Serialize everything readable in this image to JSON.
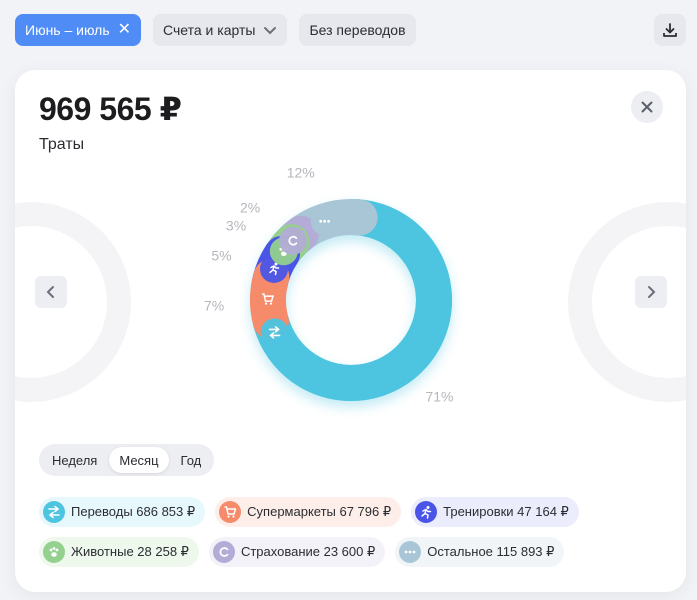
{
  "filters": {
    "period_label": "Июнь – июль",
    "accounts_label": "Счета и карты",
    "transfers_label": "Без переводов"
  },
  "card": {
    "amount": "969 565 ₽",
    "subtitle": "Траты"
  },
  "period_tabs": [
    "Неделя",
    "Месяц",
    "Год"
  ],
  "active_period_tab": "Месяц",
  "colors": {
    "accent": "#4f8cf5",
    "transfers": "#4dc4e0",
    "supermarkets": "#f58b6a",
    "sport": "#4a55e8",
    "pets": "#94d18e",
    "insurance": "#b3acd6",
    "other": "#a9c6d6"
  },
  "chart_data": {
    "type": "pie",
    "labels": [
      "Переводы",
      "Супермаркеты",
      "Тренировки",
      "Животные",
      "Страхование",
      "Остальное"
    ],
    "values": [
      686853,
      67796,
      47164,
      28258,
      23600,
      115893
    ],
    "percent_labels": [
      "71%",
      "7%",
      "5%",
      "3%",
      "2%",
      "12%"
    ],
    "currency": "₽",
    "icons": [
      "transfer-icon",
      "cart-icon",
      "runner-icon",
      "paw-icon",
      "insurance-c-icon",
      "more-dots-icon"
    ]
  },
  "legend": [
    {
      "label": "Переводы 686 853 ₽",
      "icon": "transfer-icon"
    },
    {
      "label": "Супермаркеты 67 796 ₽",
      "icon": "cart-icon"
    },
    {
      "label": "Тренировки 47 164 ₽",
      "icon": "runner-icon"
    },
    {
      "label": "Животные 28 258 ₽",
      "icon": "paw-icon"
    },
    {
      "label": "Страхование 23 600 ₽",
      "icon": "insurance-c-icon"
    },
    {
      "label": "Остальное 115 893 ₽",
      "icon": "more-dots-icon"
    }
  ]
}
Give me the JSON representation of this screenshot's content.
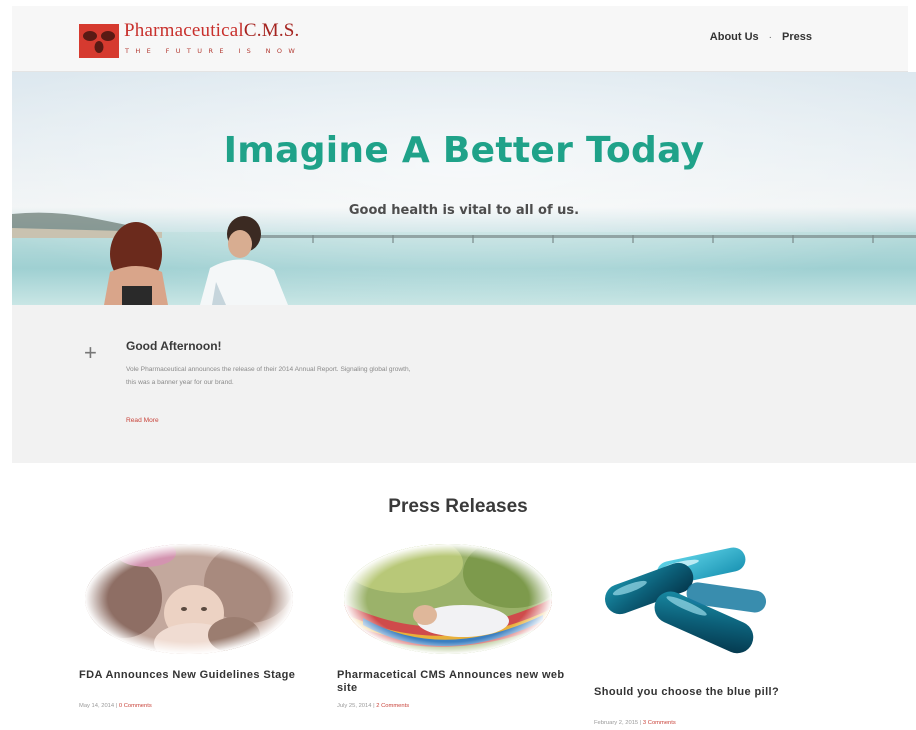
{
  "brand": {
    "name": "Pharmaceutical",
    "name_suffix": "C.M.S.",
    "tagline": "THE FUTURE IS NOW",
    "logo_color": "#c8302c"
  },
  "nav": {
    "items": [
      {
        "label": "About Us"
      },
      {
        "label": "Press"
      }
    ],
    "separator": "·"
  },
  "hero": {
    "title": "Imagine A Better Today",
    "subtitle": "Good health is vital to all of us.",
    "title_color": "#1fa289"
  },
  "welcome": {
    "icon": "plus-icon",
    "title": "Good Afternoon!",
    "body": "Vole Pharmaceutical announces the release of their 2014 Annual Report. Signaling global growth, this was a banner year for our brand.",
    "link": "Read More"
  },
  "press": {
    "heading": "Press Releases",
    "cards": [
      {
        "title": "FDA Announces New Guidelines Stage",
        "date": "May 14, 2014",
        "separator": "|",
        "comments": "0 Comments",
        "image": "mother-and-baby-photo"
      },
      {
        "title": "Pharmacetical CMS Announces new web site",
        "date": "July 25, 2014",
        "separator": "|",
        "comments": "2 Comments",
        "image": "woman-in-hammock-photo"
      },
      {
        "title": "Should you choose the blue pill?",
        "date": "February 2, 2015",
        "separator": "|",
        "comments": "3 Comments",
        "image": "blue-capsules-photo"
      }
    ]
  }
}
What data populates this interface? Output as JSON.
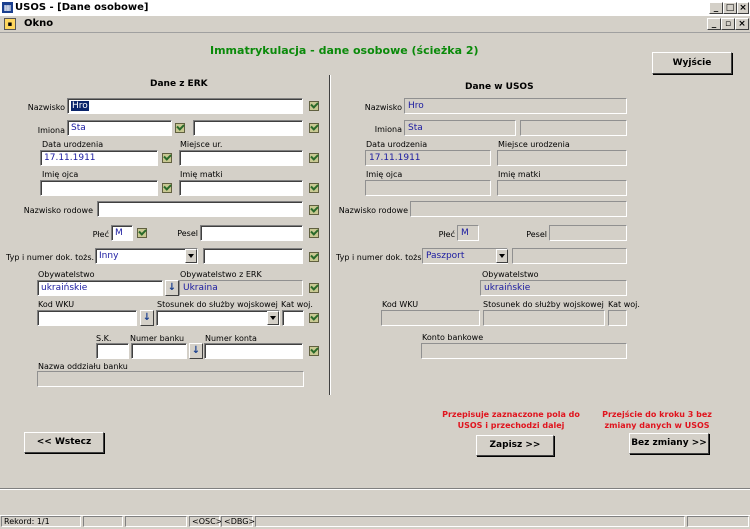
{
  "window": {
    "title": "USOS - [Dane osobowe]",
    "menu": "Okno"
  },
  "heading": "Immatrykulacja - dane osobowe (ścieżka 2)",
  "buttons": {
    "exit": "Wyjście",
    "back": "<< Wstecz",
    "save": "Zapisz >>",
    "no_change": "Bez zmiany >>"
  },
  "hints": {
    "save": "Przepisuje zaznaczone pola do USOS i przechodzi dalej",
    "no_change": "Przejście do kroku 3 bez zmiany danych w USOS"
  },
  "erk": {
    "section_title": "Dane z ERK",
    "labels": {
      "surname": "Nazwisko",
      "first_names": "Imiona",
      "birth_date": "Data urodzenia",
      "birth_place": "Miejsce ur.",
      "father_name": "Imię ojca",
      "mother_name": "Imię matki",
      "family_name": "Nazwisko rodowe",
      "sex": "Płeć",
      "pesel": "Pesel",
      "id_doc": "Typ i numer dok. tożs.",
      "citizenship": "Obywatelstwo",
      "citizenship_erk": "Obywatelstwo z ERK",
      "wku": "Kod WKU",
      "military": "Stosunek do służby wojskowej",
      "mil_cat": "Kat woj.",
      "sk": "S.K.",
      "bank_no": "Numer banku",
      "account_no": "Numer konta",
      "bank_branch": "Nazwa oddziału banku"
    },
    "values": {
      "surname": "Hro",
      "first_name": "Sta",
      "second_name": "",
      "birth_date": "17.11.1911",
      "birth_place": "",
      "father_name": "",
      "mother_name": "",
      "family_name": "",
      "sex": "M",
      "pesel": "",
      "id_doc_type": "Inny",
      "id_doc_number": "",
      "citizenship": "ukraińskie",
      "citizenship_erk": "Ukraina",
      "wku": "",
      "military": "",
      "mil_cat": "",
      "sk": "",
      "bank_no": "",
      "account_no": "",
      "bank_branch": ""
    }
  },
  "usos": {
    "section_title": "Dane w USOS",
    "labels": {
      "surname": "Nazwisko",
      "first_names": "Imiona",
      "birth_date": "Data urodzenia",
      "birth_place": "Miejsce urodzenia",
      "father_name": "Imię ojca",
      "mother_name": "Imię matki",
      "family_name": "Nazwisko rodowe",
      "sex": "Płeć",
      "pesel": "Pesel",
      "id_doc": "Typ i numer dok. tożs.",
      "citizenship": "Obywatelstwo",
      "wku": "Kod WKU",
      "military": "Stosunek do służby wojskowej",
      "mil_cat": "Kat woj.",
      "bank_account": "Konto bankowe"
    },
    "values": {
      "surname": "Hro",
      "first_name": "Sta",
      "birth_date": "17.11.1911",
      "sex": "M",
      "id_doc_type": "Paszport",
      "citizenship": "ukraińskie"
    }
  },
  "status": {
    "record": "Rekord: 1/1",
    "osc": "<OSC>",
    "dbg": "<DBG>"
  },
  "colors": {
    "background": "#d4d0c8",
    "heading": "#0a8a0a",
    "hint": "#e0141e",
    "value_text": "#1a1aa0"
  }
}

+---+

▶ TASK GOAL: Check each line of these records for the string "ukraińskie" and state only how many lines have it.

▶ REPLY TO THE TASK: 2